Exercise materials:
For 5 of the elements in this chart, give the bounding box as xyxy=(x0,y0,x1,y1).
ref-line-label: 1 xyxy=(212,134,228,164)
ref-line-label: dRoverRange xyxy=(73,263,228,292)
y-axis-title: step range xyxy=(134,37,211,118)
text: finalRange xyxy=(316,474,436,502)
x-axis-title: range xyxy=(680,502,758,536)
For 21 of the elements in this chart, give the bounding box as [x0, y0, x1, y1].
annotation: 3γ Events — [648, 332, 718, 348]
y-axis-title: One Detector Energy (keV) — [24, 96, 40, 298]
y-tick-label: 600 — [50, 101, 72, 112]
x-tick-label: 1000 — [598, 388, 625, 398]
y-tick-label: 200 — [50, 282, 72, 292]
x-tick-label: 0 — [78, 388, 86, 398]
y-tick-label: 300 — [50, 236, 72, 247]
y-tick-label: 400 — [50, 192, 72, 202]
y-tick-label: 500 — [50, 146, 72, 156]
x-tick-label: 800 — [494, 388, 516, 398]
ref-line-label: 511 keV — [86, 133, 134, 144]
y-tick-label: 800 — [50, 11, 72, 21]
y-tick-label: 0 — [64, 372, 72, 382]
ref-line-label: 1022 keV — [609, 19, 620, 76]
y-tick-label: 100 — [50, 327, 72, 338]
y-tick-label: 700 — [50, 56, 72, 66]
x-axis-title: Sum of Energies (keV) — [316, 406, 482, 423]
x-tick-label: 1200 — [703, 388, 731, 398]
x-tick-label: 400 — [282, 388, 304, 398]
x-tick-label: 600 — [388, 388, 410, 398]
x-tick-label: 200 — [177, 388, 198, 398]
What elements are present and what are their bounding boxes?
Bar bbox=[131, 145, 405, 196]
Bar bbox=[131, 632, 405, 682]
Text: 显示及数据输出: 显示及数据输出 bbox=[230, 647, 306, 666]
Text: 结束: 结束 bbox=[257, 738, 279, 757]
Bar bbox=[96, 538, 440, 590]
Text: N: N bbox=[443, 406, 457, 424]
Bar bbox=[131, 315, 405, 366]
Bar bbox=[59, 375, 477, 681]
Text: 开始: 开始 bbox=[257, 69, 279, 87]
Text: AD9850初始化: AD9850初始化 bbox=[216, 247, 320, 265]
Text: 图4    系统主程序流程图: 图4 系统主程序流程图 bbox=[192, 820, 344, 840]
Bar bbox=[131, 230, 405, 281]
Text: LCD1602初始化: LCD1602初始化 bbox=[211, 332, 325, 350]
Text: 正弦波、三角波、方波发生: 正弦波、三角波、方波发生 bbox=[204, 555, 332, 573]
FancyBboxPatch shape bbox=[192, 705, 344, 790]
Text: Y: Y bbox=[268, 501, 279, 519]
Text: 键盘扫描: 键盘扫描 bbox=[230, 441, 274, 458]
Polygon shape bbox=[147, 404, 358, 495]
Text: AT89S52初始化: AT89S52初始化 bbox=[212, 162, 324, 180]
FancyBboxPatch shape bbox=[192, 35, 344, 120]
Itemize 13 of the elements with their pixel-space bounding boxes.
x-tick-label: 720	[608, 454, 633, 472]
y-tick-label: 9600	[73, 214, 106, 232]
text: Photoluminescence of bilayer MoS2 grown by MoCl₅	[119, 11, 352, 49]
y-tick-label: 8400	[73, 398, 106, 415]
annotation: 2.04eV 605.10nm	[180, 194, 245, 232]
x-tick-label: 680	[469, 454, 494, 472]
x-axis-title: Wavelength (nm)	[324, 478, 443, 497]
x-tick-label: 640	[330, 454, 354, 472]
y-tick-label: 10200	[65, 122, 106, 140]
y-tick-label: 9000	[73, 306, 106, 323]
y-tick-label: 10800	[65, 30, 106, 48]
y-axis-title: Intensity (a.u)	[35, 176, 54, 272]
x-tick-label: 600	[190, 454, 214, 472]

Aim of the task:
Reproduce every line of the records above word for word, from the first line to the last.

Final answer:
For 5 of the elements in this chart, give the bounding box as xyxy=(x0,y0,x1,y1).
ref-line-label: 1 xyxy=(212,134,228,164)
ref-line-label: dRoverRange xyxy=(73,263,228,292)
y-axis-title: step range xyxy=(134,37,211,118)
text: finalRange xyxy=(316,474,436,502)
x-axis-title: range xyxy=(680,502,758,536)
For 21 of the elements in this chart, give the bounding box as [x0, y0, x1, y1].
annotation: 3γ Events — [648, 332, 718, 348]
y-axis-title: One Detector Energy (keV) — [24, 96, 40, 298]
y-tick-label: 600 — [50, 101, 72, 112]
x-tick-label: 1000 — [598, 388, 625, 398]
y-tick-label: 200 — [50, 282, 72, 292]
x-tick-label: 0 — [78, 388, 86, 398]
y-tick-label: 300 — [50, 236, 72, 247]
y-tick-label: 400 — [50, 192, 72, 202]
y-tick-label: 500 — [50, 146, 72, 156]
x-tick-label: 800 — [494, 388, 516, 398]
ref-line-label: 511 keV — [86, 133, 134, 144]
y-tick-label: 800 — [50, 11, 72, 21]
y-tick-label: 0 — [64, 372, 72, 382]
ref-line-label: 1022 keV — [609, 19, 620, 76]
y-tick-label: 100 — [50, 327, 72, 338]
y-tick-label: 700 — [50, 56, 72, 66]
x-axis-title: Sum of Energies (keV) — [316, 406, 482, 423]
x-tick-label: 1200 — [703, 388, 731, 398]
x-tick-label: 400 — [282, 388, 304, 398]
x-tick-label: 600 — [388, 388, 410, 398]
x-tick-label: 200 — [177, 388, 198, 398]
What elements are present and what are their bounding boxes?
Bar bbox=[131, 145, 405, 196]
Bar bbox=[131, 632, 405, 682]
Text: 显示及数据输出: 显示及数据输出 bbox=[230, 647, 306, 666]
Text: 结束: 结束 bbox=[257, 738, 279, 757]
Bar bbox=[96, 538, 440, 590]
Text: N: N bbox=[443, 406, 457, 424]
Bar bbox=[131, 315, 405, 366]
Bar bbox=[59, 375, 477, 681]
Text: 开始: 开始 bbox=[257, 69, 279, 87]
Text: AD9850初始化: AD9850初始化 bbox=[216, 247, 320, 265]
Text: 图4    系统主程序流程图: 图4 系统主程序流程图 bbox=[192, 820, 344, 840]
Bar bbox=[131, 230, 405, 281]
Text: LCD1602初始化: LCD1602初始化 bbox=[211, 332, 325, 350]
Text: 正弦波、三角波、方波发生: 正弦波、三角波、方波发生 bbox=[204, 555, 332, 573]
FancyBboxPatch shape bbox=[192, 705, 344, 790]
Text: Y: Y bbox=[268, 501, 279, 519]
Text: 键盘扫描: 键盘扫描 bbox=[230, 441, 274, 458]
Polygon shape bbox=[147, 404, 358, 495]
Text: AT89S52初始化: AT89S52初始化 bbox=[212, 162, 324, 180]
FancyBboxPatch shape bbox=[192, 35, 344, 120]
Itemize 13 of the elements with their pixel-space bounding boxes.
x-tick-label: 720	[608, 454, 633, 472]
y-tick-label: 9600	[73, 214, 106, 232]
text: Photoluminescence of bilayer MoS2 grown by MoCl₅	[119, 11, 352, 49]
y-tick-label: 8400	[73, 398, 106, 415]
annotation: 2.04eV 605.10nm	[180, 194, 245, 232]
x-tick-label: 680	[469, 454, 494, 472]
x-axis-title: Wavelength (nm)	[324, 478, 443, 497]
x-tick-label: 640	[330, 454, 354, 472]
y-tick-label: 10200	[65, 122, 106, 140]
y-tick-label: 9000	[73, 306, 106, 323]
y-tick-label: 10800	[65, 30, 106, 48]
y-axis-title: Intensity (a.u)	[35, 176, 54, 272]
x-tick-label: 600	[190, 454, 214, 472]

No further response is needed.